Vino á Toledo á cumplimentar su mandato Daciano, el cual no tardó en dar comienzo á sus pesquisas.

 

Una tierna joven, educada en el monasterio de las Hijas de Elias  fue Leocadia — que significaba mujer blanca — fué la primera victima que lo presentaron sus soldados como rebelde á dar cumplimiento a sus edictos.

 

Agotó el enviado extraordinario cuantas patrañas pudo idear su maligno ingenio para disuadir a Leocadia de las creencias que públicamente dijo profesaba, y como á pesar de todo viera sus esperanzas fallidas, sin dilación dispuso encerrarla en una horrible mazmorra y azotarla cruelmente.

 

Hiciéronlo así sus subditos, no una, sino varias ocasiones, hasta dejarla semicadáver, sin volverla á ver en algún tiempo. 

 

Hallábase la cárcel destinada á dar su martirio en el lugar denominado Capuchinos, detrás del regio castillo que fue el origen del Alcázar. 

 

Desde que Leocadia fué presa, los buenos ciudadanos que escucharon distintas veces de sus labios la explicación de las doctrinas del Maestro Redentor, no dejaban de orar por ella, bien aislados en sus hogares, bien reunidos en cuevas

 

Los ruegos y oraciones emanados de corazones caritativos fueron sin duda escuchados en la región de la dicha. Mas era llegada la hora de comenzar lo prometido, de morir por Dios, y asi había de verificarse. 

 

Una noche los centinelas de la cárcel sintieron sobrenatural ruido y voces que no les fué posible comprender, quizá fueran coros angélicos que entre armoniosos cánticos elevaran al cielo el alma de cierto mártir. 

 

A la mañana acercáronse á la mazmorra, donde sólo hallaron el rígido cuerpo de la joven predicadora cristiana. 

 

Dieron cuenta del suceso á Daciano, y éste ordenó fuera el cadáver conducido y arrojado, como de costumbre en otras ciudades, detrás de un templo pagano que estaba situado en la Vega, cerca de la margen derecha del Tajo. 

 

Los soldados imperiales atrezaron con cuantos arreos eran indispensables el vehículo destinado á este servicio, y antes que la noche tendiera por el horizonte, sobre aquel colocaron a la delicada mártir, sin cuidarse de cubrir sus flajeladas cual enlutadas gasas, colocaron sus carnes con sus ledos vestidos.

 

De esta forma custodiándola soldados (pues temían revueltas de los Toledanos), fueron cruzando por el centro de la ciudad y saliendo por la puerta más próxima al circo se dirigieron al sitio mencionado, en donde, como despojo vil de hidrófobo cuadrúpedo, la abandonaron sin darle siquiera sepultura. 

 

Los habitantes de Toledo, que vieron la manera de conducir el cuerpo de su paisana querida, vertieron amargo llanto, y de ser posible le hubieran arrancado de las manos de sus inicuos portadores. 

 

Mas la guardia de soldados sirvio para disuadirles de esta acción y así evitar nuevas venganzas. Finalizado el duelo que les embargara aquella tarde, y una vez llegada la noche, en pequeños grupos, fueron con toda precaución á la Vega, para sepultar, cual merecía, ó la ínclita Leocadia.

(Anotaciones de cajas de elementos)
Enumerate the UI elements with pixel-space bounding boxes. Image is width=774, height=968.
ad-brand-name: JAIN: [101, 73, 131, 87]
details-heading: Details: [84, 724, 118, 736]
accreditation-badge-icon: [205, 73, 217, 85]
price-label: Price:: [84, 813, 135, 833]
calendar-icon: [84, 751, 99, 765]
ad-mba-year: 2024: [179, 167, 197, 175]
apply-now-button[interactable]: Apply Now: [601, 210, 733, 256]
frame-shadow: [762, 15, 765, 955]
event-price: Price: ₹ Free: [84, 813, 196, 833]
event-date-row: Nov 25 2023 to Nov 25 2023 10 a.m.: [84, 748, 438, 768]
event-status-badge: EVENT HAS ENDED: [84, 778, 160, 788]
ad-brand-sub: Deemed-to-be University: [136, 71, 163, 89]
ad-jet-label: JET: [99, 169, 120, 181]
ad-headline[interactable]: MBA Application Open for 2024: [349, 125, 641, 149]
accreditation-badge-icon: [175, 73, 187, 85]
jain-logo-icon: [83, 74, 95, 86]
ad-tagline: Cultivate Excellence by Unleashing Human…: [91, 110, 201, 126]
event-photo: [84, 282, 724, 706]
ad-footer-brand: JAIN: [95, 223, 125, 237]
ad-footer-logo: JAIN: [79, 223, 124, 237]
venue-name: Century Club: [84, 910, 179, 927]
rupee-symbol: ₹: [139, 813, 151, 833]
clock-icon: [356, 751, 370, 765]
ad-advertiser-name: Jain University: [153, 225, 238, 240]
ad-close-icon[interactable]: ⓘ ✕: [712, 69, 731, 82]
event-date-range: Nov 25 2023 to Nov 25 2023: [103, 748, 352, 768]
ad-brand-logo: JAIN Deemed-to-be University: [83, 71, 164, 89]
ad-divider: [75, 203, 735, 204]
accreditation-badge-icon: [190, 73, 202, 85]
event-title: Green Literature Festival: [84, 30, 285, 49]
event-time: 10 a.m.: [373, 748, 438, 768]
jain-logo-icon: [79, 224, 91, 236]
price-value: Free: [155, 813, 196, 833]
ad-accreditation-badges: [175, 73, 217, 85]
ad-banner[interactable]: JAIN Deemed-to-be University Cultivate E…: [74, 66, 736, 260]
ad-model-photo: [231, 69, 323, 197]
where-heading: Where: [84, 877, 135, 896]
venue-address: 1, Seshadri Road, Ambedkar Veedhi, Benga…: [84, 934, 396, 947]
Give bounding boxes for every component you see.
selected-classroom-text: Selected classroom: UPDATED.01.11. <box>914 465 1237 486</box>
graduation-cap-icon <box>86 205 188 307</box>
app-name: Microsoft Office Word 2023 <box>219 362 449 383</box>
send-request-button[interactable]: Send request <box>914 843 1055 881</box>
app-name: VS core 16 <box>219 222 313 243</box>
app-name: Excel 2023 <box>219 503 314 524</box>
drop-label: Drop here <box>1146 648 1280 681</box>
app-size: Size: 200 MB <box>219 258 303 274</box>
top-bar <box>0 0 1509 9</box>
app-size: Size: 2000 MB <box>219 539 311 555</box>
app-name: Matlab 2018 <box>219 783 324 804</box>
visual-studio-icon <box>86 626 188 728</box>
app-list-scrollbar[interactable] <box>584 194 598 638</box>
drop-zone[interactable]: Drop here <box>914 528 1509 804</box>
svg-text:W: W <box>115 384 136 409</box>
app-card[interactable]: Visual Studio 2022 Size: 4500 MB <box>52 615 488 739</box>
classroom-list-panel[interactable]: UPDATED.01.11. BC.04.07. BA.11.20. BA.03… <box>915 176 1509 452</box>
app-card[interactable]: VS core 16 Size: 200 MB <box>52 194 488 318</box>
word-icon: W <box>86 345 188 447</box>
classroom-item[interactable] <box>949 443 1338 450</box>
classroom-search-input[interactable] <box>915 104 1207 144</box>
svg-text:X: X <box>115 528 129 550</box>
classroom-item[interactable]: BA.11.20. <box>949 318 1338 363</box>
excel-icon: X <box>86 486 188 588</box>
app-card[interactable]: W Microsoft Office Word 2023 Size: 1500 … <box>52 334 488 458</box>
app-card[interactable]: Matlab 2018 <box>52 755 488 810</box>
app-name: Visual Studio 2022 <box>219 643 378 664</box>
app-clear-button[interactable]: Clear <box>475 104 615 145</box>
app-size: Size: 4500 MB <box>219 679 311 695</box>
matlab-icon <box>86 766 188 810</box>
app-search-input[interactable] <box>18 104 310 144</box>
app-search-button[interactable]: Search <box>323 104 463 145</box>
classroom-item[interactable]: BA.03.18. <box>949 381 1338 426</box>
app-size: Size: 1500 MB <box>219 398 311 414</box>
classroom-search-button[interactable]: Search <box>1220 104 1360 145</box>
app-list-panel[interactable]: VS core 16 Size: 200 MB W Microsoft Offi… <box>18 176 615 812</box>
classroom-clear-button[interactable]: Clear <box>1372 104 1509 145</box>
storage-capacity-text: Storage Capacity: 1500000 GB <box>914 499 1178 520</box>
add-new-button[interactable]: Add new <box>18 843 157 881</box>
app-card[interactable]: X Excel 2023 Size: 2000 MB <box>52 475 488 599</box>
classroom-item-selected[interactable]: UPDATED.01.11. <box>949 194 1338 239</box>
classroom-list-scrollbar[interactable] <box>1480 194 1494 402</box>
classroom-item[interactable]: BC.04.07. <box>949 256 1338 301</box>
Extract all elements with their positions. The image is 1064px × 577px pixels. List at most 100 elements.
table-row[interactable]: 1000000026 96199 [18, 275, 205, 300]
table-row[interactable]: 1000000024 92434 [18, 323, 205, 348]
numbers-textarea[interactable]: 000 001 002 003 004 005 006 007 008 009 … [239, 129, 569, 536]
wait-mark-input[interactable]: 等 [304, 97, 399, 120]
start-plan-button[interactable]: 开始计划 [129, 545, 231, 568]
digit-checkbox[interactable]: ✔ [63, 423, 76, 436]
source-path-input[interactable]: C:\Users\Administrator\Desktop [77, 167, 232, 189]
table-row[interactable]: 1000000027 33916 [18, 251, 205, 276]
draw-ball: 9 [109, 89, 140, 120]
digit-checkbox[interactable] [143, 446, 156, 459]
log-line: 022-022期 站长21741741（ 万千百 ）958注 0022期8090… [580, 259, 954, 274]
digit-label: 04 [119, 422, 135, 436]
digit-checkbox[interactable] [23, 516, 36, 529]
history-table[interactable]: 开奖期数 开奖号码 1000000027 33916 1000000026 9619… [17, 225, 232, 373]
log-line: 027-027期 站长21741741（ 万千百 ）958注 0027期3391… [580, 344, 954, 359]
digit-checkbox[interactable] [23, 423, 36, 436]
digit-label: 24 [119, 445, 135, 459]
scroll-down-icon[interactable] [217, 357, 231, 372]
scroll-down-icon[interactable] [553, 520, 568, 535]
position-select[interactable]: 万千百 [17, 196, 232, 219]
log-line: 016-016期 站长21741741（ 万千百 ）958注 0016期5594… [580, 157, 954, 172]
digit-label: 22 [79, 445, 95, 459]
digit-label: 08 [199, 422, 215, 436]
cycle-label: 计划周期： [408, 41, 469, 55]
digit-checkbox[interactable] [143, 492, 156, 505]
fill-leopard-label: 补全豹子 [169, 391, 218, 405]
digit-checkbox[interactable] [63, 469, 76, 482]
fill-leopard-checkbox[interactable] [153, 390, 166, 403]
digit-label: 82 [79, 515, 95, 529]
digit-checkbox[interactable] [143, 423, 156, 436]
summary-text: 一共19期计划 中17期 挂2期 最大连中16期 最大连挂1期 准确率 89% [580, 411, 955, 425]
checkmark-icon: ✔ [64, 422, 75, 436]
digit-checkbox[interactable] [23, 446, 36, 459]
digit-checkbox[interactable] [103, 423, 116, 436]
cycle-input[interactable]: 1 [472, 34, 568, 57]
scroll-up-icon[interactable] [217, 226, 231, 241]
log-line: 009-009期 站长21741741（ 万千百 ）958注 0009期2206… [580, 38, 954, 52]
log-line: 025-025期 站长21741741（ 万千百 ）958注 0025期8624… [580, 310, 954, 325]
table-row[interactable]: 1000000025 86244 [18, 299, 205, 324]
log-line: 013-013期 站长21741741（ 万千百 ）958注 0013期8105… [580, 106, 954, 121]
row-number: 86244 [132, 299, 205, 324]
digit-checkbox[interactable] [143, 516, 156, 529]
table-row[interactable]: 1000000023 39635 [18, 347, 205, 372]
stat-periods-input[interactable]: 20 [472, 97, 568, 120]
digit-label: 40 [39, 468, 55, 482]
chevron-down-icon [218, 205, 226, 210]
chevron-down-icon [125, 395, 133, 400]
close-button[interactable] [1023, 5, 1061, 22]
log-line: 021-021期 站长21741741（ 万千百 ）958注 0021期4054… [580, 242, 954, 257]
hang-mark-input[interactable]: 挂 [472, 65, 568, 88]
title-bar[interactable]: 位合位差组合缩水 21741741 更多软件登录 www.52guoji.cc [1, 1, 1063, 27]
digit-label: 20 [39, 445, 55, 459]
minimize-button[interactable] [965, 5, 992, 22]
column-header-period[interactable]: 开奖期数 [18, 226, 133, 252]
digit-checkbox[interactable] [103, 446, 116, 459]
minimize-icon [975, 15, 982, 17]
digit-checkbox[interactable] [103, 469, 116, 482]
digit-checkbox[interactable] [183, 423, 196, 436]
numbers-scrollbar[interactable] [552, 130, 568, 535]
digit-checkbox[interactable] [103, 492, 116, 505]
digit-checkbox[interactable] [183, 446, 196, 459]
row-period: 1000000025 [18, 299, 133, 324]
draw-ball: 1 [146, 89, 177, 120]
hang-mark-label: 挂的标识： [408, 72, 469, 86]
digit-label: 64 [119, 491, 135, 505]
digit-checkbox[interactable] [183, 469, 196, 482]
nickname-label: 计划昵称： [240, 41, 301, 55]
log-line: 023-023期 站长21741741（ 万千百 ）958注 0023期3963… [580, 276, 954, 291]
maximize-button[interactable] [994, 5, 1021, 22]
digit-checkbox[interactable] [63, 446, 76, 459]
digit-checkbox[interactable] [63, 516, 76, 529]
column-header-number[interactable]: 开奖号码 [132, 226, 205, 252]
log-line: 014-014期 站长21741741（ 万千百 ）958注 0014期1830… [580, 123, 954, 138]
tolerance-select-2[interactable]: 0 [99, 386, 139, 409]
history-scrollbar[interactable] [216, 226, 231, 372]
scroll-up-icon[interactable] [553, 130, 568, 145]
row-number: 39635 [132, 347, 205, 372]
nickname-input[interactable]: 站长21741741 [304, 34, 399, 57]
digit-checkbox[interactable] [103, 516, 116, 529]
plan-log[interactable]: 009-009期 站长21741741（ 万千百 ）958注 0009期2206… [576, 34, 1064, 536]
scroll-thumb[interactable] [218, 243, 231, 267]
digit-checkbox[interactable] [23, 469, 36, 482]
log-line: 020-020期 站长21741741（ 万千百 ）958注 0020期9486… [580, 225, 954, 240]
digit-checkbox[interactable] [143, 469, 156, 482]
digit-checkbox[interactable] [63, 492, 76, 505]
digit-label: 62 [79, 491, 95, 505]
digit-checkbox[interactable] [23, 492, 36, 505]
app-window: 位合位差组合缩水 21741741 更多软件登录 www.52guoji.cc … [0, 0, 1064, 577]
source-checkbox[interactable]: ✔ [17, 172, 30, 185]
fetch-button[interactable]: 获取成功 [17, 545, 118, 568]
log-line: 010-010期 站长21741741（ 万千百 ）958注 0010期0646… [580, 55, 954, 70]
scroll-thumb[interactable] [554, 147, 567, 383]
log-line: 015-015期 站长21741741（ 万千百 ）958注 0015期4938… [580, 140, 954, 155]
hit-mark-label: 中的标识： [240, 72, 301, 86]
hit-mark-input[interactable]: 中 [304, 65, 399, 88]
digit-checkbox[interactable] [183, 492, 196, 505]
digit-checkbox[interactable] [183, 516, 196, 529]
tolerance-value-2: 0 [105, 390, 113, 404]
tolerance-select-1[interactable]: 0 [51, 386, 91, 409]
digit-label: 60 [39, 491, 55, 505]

## Consigna 1
Según el relato sobre Leocadia, ¿dónde se encontraba la cárcel en la que sufrió su martirio?
## Consigna 2
Copia textualmente el pasaje del relato sobre Leocadia que va desde "Desde que Leocadia" hasta "de cierto mártir.".

## Respuesta correcta 1
En el lugar denominado Capuchinos, detrás del regio castillo que fue el origen del Alcázar.

## Respuesta correcta 2
Desde que Leocadia fué presa, los buenos ciudadanos que escucharon distintas veces de sus labios la explicación de las doctrinas del Maestro Redentor, no dejaban de orar por ella, bien aislados en sus hogares, bien reunidos en cuevas

 

Los ruegos y oraciones emanados de corazones caritativos fueron sin duda escuchados en la región de la dicha. Mas era llegada la hora de comenzar lo prometido, de morir por Dios, y asi había de verificarse. 

 

Una noche los centinelas de la cárcel sintieron sobrenatural ruido y voces que no les fué posible comprender, quizá fueran coros angélicos que entre armoniosos cánticos elevaran al cielo el alma de cierto mártir.